◆ What this task involves
Reproduce the data below word for word, from its start through the line containing "Decompose this screenshot", including both ends. Leave out the pictures.

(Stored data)
####

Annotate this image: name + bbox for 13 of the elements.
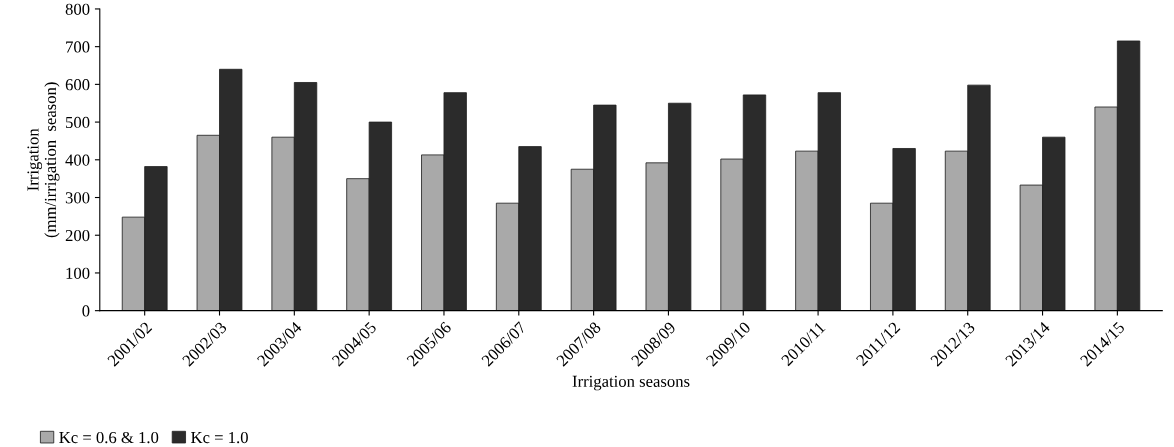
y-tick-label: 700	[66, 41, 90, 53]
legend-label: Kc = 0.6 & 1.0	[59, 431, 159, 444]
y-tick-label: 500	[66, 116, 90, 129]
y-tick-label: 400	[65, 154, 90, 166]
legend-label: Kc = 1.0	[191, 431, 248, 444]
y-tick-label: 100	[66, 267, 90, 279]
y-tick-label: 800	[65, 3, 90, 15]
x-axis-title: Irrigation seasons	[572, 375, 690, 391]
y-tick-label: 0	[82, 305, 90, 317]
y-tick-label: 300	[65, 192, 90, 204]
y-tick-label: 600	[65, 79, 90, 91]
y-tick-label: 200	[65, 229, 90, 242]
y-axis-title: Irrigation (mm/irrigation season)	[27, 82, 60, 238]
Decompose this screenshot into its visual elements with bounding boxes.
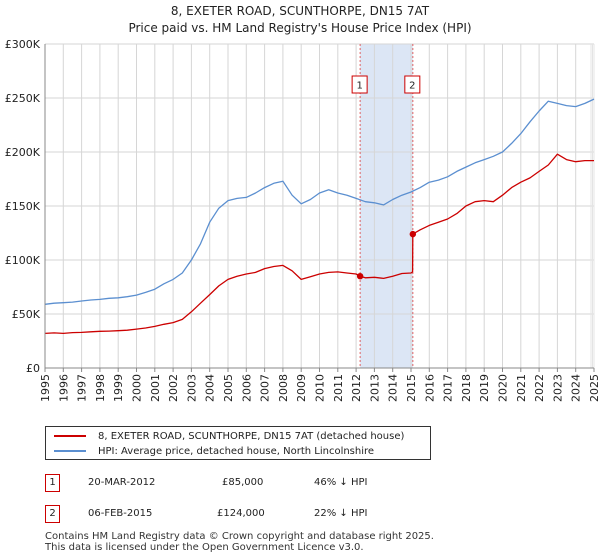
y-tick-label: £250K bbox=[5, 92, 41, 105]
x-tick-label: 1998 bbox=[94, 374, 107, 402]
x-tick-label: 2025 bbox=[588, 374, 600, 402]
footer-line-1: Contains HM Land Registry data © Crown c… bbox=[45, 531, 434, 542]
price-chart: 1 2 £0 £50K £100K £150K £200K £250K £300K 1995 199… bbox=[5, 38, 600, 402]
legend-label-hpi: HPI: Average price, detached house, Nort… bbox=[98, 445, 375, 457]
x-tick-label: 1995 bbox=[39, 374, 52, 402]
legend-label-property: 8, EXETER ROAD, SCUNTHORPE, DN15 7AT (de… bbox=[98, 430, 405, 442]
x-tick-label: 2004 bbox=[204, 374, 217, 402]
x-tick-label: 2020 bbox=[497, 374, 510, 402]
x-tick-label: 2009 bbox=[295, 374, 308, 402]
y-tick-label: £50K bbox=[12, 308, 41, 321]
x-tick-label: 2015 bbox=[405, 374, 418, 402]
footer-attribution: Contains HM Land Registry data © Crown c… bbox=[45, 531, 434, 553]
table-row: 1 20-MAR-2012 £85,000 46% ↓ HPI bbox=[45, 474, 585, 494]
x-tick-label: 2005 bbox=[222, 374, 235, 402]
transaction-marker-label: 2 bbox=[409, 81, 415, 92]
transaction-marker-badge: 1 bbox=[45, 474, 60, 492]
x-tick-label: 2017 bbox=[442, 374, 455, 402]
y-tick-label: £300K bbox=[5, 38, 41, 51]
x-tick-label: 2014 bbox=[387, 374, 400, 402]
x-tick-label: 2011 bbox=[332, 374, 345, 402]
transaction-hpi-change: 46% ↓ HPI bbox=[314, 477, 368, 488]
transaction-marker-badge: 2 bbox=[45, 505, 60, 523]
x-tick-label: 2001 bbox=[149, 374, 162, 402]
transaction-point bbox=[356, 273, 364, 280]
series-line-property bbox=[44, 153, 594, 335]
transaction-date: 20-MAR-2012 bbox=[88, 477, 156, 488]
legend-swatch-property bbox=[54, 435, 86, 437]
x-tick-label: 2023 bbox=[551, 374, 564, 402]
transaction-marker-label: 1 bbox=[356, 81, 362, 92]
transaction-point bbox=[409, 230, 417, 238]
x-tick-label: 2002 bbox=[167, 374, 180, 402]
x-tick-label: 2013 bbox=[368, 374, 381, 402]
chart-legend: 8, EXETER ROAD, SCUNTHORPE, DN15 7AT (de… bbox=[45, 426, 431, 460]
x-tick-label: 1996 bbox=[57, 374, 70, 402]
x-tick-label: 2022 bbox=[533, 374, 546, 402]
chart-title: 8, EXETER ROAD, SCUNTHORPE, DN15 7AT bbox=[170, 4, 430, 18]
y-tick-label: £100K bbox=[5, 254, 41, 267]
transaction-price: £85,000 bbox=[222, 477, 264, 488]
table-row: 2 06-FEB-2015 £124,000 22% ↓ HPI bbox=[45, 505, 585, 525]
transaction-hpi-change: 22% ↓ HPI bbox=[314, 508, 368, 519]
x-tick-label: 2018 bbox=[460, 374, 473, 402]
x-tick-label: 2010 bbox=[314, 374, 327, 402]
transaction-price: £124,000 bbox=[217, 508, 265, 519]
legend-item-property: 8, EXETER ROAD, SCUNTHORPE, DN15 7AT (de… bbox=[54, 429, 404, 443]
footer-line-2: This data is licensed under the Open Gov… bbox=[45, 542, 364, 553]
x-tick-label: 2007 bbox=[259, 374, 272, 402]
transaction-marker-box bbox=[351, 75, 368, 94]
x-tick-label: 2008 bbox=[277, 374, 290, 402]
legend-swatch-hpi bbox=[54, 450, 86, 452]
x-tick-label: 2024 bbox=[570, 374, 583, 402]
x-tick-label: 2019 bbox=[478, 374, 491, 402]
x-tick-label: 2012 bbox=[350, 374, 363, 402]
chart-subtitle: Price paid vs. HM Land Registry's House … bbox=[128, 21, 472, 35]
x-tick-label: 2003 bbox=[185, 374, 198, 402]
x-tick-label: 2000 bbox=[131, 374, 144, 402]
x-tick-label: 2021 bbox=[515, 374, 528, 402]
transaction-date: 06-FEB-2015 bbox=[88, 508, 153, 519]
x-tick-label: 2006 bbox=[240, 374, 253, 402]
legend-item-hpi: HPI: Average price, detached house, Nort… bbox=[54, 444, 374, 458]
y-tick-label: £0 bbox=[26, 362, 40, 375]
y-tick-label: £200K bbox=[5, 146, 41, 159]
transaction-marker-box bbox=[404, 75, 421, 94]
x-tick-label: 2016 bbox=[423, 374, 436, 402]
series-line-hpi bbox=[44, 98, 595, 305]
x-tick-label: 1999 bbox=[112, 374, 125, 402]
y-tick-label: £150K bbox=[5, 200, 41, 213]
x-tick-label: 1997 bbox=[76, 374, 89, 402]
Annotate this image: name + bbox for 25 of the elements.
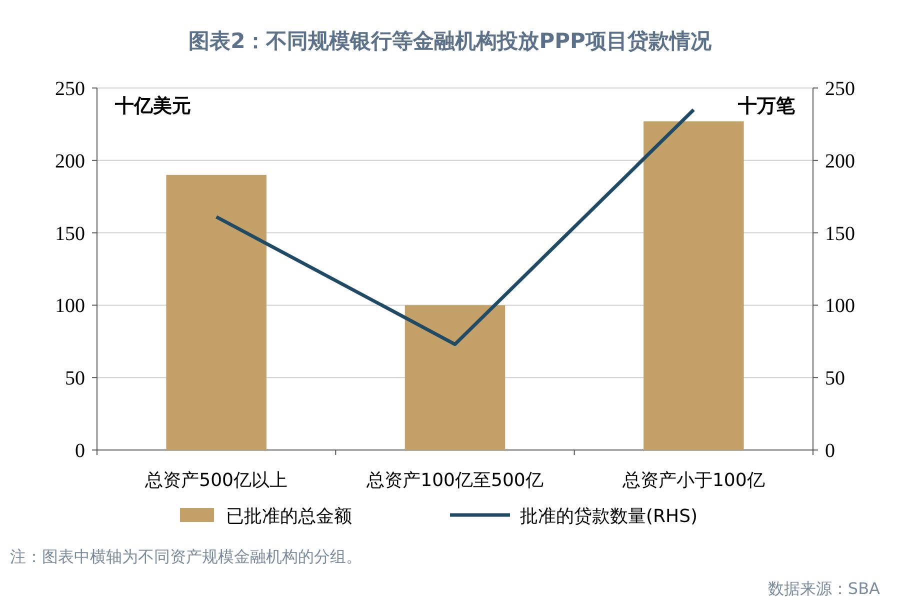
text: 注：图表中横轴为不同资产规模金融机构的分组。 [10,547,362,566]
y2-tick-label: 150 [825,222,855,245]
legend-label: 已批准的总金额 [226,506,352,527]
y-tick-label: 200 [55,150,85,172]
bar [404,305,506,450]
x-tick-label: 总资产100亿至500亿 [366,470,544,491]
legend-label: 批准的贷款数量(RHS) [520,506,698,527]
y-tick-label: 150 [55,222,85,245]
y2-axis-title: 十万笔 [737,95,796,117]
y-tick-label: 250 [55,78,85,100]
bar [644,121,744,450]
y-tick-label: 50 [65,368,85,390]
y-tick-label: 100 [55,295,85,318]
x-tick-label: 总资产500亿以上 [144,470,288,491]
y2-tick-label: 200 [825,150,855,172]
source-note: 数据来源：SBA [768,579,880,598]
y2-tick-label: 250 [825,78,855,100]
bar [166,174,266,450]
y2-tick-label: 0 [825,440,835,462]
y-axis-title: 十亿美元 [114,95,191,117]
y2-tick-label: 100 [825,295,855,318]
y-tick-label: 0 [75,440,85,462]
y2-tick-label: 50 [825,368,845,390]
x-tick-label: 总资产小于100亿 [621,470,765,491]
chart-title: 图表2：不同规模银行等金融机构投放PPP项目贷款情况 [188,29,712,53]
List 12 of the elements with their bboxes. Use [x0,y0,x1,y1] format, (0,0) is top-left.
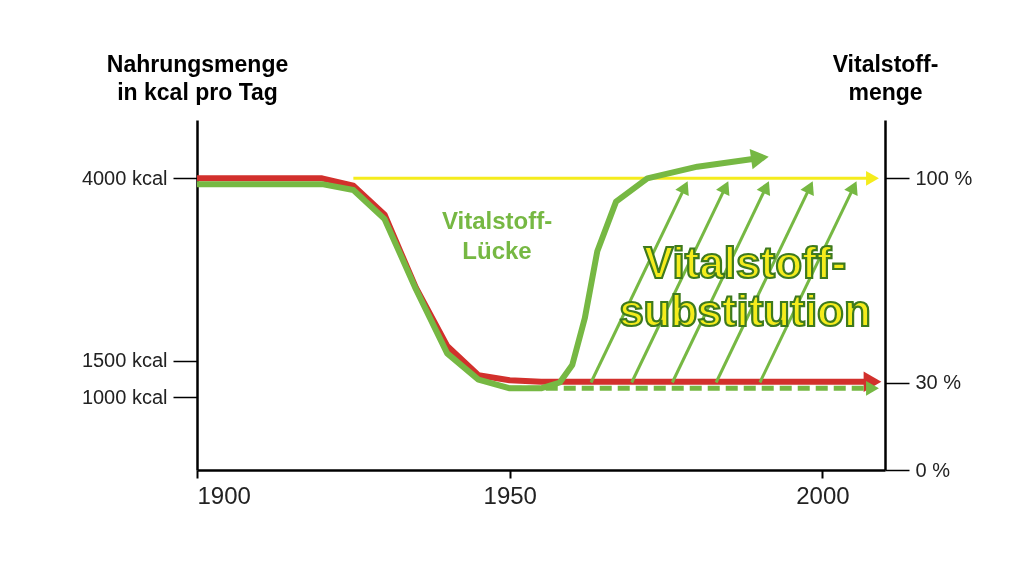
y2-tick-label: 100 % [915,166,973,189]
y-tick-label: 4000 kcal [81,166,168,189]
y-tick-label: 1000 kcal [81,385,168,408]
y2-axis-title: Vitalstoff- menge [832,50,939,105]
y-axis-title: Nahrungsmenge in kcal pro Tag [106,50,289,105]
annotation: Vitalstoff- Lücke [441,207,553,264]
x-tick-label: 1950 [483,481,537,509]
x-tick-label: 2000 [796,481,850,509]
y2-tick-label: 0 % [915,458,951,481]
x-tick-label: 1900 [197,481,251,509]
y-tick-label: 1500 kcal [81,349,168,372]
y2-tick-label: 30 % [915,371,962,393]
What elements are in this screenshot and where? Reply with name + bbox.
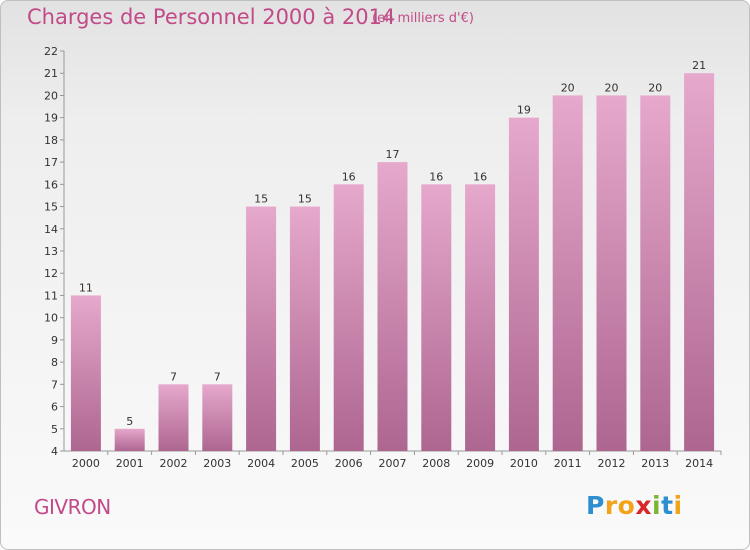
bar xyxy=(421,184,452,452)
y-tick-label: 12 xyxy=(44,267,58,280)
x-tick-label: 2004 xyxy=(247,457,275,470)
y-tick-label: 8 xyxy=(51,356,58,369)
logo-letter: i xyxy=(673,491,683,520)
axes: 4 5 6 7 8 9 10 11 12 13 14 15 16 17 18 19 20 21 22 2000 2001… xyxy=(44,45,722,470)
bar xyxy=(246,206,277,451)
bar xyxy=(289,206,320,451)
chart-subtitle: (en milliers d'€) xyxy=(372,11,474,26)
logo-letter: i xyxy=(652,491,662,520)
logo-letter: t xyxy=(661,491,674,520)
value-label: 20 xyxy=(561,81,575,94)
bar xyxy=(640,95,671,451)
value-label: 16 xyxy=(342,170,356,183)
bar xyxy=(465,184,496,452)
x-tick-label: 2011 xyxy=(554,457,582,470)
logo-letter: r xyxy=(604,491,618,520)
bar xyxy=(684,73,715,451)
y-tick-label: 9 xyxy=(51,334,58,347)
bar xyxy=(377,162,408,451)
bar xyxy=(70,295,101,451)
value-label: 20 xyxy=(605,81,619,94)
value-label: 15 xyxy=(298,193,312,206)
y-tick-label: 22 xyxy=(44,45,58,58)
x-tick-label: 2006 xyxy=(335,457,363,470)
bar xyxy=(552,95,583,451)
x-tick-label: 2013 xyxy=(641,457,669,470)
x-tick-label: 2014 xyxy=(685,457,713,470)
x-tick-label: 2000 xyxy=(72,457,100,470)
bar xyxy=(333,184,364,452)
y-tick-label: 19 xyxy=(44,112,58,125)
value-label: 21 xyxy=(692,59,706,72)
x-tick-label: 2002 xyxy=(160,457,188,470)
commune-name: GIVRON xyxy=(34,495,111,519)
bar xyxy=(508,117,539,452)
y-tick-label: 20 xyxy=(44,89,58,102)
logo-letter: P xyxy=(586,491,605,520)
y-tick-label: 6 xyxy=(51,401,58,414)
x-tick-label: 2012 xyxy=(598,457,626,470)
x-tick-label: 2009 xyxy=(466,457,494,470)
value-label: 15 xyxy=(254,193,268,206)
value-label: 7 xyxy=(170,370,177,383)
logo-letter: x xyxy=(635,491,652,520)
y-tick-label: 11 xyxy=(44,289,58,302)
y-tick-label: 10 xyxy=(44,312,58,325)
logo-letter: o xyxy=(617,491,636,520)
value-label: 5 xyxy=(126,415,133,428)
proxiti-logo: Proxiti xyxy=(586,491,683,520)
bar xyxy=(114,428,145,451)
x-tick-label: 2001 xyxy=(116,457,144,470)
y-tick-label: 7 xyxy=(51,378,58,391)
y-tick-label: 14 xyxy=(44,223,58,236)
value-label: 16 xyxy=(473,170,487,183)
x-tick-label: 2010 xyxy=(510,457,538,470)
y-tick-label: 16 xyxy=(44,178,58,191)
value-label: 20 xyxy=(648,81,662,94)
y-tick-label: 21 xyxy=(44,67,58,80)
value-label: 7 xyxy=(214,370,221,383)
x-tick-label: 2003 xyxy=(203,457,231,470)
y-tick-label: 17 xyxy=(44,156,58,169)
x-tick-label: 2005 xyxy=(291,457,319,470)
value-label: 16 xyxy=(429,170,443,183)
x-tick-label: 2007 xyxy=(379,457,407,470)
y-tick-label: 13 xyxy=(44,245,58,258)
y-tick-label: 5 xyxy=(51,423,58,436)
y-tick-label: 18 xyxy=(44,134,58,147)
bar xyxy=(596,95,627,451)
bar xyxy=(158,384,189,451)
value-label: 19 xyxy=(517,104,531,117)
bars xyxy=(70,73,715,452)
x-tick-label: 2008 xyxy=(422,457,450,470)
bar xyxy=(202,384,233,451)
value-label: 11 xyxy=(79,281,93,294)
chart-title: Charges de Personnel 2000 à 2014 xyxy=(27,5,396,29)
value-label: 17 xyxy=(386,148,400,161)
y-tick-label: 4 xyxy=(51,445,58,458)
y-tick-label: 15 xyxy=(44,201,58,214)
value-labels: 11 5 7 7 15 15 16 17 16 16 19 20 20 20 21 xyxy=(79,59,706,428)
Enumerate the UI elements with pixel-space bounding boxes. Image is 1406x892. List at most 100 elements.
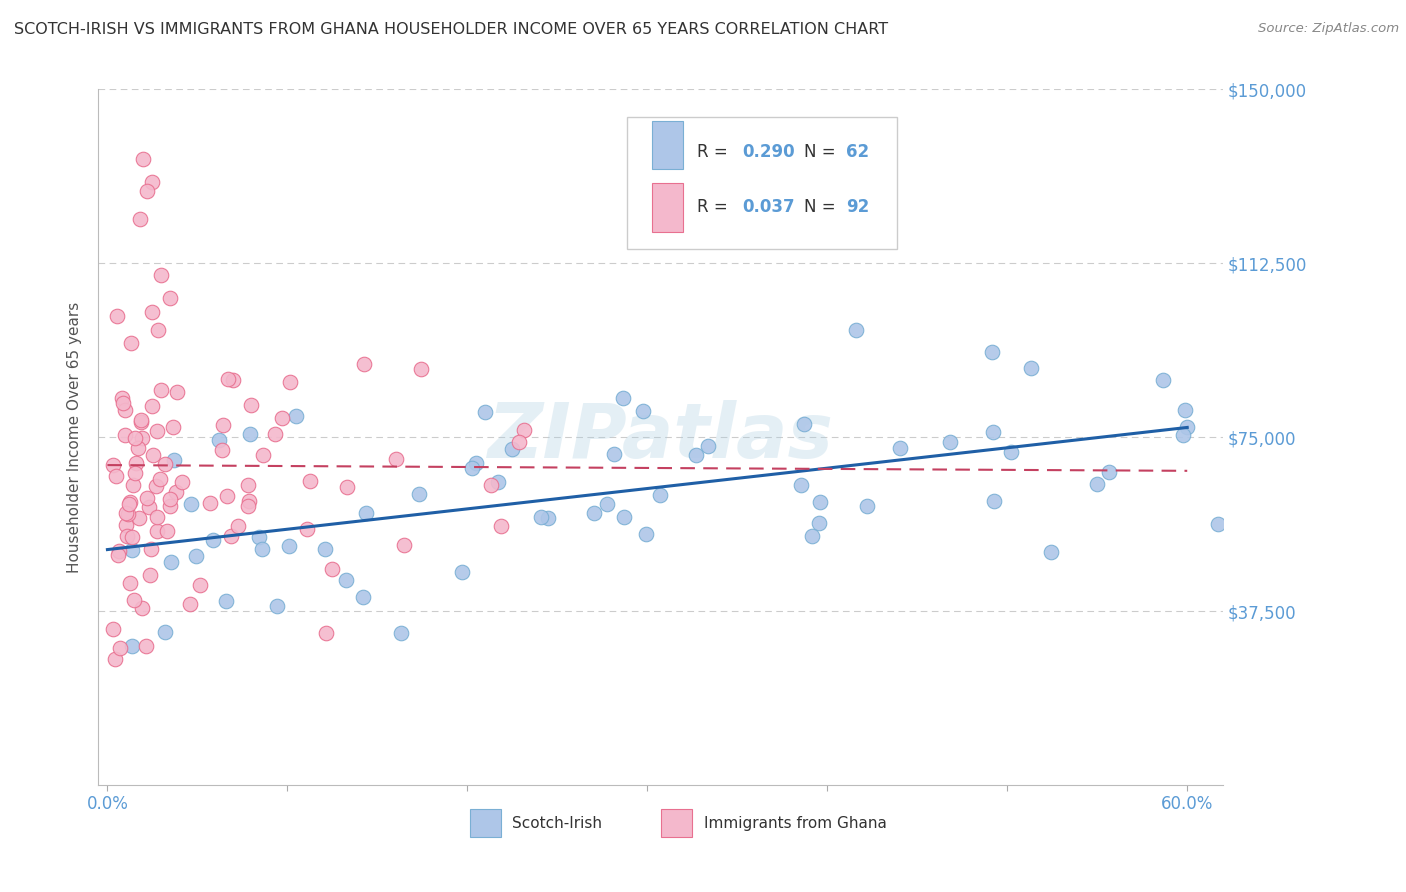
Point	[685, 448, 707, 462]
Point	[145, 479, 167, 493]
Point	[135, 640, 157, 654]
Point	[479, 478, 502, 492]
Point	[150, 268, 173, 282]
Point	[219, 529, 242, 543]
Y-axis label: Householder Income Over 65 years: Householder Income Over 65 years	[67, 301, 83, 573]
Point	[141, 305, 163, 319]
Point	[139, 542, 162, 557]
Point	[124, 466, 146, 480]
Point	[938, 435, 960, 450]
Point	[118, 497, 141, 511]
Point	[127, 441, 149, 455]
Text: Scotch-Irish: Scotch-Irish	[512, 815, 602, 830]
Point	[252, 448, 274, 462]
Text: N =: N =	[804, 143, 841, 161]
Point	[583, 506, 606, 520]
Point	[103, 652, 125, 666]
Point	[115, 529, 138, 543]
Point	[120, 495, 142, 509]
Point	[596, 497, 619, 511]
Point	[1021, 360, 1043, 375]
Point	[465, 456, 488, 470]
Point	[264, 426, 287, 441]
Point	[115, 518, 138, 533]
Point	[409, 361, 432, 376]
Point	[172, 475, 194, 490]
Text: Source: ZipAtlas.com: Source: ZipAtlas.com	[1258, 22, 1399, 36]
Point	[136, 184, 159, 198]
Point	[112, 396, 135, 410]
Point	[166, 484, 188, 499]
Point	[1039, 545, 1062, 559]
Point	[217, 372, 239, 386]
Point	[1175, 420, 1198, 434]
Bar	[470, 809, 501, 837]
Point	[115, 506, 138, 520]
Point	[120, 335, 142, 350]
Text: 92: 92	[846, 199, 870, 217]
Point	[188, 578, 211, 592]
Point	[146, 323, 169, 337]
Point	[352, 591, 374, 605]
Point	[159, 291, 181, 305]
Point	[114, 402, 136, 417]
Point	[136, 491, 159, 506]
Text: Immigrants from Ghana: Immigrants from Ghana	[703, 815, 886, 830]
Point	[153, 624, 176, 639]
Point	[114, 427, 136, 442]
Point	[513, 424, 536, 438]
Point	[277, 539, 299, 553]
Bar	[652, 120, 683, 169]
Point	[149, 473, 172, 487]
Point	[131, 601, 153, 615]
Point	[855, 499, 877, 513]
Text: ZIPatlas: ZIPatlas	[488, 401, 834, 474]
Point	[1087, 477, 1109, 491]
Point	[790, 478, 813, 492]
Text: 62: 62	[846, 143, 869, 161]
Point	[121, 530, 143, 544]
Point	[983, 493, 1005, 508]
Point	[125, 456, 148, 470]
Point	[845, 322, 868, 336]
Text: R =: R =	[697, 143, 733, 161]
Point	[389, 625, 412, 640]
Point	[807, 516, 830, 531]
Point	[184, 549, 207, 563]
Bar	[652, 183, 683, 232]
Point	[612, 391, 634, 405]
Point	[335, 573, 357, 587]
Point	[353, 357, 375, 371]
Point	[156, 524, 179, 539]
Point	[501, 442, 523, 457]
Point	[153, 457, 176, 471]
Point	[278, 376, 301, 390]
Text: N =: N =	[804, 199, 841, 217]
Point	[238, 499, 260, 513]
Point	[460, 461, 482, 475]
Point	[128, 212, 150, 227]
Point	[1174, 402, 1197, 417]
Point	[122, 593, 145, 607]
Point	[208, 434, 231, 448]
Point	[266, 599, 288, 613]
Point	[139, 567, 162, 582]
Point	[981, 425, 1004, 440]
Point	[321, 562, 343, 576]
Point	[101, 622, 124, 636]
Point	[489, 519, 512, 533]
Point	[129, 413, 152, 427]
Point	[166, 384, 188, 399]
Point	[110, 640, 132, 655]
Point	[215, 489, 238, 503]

####

◆ Written response
Annotate this image: name + bbox for 13 of the elements.
y-tick-label: 700	[66, 41, 90, 53]
legend-label: Kc = 0.6 & 1.0	[59, 431, 159, 444]
y-tick-label: 500	[66, 116, 90, 129]
y-tick-label: 400	[65, 154, 90, 166]
legend-label: Kc = 1.0	[191, 431, 248, 444]
y-tick-label: 100	[66, 267, 90, 279]
y-tick-label: 800	[65, 3, 90, 15]
x-axis-title: Irrigation seasons	[572, 375, 690, 391]
y-tick-label: 0	[82, 305, 90, 317]
y-tick-label: 300	[65, 192, 90, 204]
y-tick-label: 600	[65, 79, 90, 91]
y-tick-label: 200	[65, 229, 90, 242]
y-axis-title: Irrigation (mm/irrigation season)	[27, 82, 60, 238]
Decompose this screenshot into its visual elements with bounding boxes.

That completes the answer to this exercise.